─── Available data
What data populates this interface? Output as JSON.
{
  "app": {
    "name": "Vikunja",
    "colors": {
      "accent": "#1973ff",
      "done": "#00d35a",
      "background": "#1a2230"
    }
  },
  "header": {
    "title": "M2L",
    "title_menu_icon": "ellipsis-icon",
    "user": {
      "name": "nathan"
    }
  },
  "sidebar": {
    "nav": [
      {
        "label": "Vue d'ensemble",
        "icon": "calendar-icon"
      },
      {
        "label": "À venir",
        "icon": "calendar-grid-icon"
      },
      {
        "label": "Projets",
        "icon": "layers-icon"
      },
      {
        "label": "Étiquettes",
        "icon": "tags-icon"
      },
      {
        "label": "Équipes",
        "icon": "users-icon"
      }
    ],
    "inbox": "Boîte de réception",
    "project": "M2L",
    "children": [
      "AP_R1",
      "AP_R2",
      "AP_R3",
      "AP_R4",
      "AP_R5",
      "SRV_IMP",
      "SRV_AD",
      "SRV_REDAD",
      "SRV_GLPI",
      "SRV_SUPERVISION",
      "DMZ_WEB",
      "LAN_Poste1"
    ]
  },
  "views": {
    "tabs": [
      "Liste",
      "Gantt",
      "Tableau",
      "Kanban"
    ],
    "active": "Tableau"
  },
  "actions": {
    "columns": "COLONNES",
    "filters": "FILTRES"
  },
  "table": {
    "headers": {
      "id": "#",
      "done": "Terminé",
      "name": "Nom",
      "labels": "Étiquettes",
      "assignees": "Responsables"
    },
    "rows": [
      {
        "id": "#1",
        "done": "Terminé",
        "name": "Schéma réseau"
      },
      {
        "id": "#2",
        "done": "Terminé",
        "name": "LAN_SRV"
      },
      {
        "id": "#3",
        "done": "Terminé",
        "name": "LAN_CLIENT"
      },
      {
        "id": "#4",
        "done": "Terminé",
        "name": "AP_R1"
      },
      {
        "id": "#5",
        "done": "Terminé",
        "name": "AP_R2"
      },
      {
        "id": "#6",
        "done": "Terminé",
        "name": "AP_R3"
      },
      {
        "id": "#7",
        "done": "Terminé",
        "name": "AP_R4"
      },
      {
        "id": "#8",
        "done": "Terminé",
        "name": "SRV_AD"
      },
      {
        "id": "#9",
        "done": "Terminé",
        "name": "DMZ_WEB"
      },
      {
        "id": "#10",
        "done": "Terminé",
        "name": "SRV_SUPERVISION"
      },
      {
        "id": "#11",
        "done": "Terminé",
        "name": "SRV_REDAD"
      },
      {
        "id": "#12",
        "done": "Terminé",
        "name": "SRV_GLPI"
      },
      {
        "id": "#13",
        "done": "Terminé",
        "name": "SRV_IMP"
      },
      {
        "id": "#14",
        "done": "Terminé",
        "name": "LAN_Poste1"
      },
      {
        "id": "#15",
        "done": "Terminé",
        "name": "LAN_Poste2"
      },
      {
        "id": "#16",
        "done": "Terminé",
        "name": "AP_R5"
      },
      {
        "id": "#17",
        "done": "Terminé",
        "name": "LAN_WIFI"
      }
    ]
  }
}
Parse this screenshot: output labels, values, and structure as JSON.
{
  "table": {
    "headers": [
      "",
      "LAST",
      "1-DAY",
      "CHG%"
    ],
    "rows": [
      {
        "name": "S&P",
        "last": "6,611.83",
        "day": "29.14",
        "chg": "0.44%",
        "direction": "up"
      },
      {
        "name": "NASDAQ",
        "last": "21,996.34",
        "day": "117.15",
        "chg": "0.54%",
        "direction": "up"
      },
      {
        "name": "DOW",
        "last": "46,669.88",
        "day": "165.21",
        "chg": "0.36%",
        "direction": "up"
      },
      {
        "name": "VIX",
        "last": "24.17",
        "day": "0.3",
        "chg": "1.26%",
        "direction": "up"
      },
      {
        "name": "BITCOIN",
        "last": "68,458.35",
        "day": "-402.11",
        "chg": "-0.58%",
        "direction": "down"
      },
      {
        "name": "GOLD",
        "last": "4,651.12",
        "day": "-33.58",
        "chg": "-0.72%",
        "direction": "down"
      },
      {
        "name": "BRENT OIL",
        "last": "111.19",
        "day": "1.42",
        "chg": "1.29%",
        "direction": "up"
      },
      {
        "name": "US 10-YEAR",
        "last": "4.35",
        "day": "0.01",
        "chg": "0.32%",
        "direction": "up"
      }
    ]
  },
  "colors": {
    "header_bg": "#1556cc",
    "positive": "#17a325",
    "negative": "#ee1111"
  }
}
──────
▶ [Task objective]
The data above must be returned in full, exactly as written.

▶ [Answer to the problem]
What data populates this interface? Output as JSON.
{
  "app": {
    "name": "Vikunja",
    "colors": {
      "accent": "#1973ff",
      "done": "#00d35a",
      "background": "#1a2230"
    }
  },
  "header": {
    "title": "M2L",
    "title_menu_icon": "ellipsis-icon",
    "user": {
      "name": "nathan"
    }
  },
  "sidebar": {
    "nav": [
      {
        "label": "Vue d'ensemble",
        "icon": "calendar-icon"
      },
      {
        "label": "À venir",
        "icon": "calendar-grid-icon"
      },
      {
        "label": "Projets",
        "icon": "layers-icon"
      },
      {
        "label": "Étiquettes",
        "icon": "tags-icon"
      },
      {
        "label": "Équipes",
        "icon": "users-icon"
      }
    ],
    "inbox": "Boîte de réception",
    "project": "M2L",
    "children": [
      "AP_R1",
      "AP_R2",
      "AP_R3",
      "AP_R4",
      "AP_R5",
      "SRV_IMP",
      "SRV_AD",
      "SRV_REDAD",
      "SRV_GLPI",
      "SRV_SUPERVISION",
      "DMZ_WEB",
      "LAN_Poste1"
    ]
  },
  "views": {
    "tabs": [
      "Liste",
      "Gantt",
      "Tableau",
      "Kanban"
    ],
    "active": "Tableau"
  },
  "actions": {
    "columns": "COLONNES",
    "filters": "FILTRES"
  },
  "table": {
    "headers": {
      "id": "#",
      "done": "Terminé",
      "name": "Nom",
      "labels": "Étiquettes",
      "assignees": "Responsables"
    },
    "rows": [
      {
        "id": "#1",
        "done": "Terminé",
        "name": "Schéma réseau"
      },
      {
        "id": "#2",
        "done": "Terminé",
        "name": "LAN_SRV"
      },
      {
        "id": "#3",
        "done": "Terminé",
        "name": "LAN_CLIENT"
      },
      {
        "id": "#4",
        "done": "Terminé",
        "name": "AP_R1"
      },
      {
        "id": "#5",
        "done": "Terminé",
        "name": "AP_R2"
      },
      {
        "id": "#6",
        "done": "Terminé",
        "name": "AP_R3"
      },
      {
        "id": "#7",
        "done": "Terminé",
        "name": "AP_R4"
      },
      {
        "id": "#8",
        "done": "Terminé",
        "name": "SRV_AD"
      },
      {
        "id": "#9",
        "done": "Terminé",
        "name": "DMZ_WEB"
      },
      {
        "id": "#10",
        "done": "Terminé",
        "name": "SRV_SUPERVISION"
      },
      {
        "id": "#11",
        "done": "Terminé",
        "name": "SRV_REDAD"
      },
      {
        "id": "#12",
        "done": "Terminé",
        "name": "SRV_GLPI"
      },
      {
        "id": "#13",
        "done": "Terminé",
        "name": "SRV_IMP"
      },
      {
        "id": "#14",
        "done": "Terminé",
        "name": "LAN_Poste1"
      },
      {
        "id": "#15",
        "done": "Terminé",
        "name": "LAN_Poste2"
      },
      {
        "id": "#16",
        "done": "Terminé",
        "name": "AP_R5"
      },
      {
        "id": "#17",
        "done": "Terminé",
        "name": "LAN_WIFI"
      }
    ]
  }
}
Parse this screenshot: output labels, values, and structure as JSON.
{
  "table": {
    "headers": [
      "",
      "LAST",
      "1-DAY",
      "CHG%"
    ],
    "rows": [
      {
        "name": "S&P",
        "last": "6,611.83",
        "day": "29.14",
        "chg": "0.44%",
        "direction": "up"
      },
      {
        "name": "NASDAQ",
        "last": "21,996.34",
        "day": "117.15",
        "chg": "0.54%",
        "direction": "up"
      },
      {
        "name": "DOW",
        "last": "46,669.88",
        "day": "165.21",
        "chg": "0.36%",
        "direction": "up"
      },
      {
        "name": "VIX",
        "last": "24.17",
        "day": "0.3",
        "chg": "1.26%",
        "direction": "up"
      },
      {
        "name": "BITCOIN",
        "last": "68,458.35",
        "day": "-402.11",
        "chg": "-0.58%",
        "direction": "down"
      },
      {
        "name": "GOLD",
        "last": "4,651.12",
        "day": "-33.58",
        "chg": "-0.72%",
        "direction": "down"
      },
      {
        "name": "BRENT OIL",
        "last": "111.19",
        "day": "1.42",
        "chg": "1.29%",
        "direction": "up"
      },
      {
        "name": "US 10-YEAR",
        "last": "4.35",
        "day": "0.01",
        "chg": "0.32%",
        "direction": "up"
      }
    ]
  },
  "colors": {
    "header_bg": "#1556cc",
    "positive": "#17a325",
    "negative": "#ee1111"
  }
}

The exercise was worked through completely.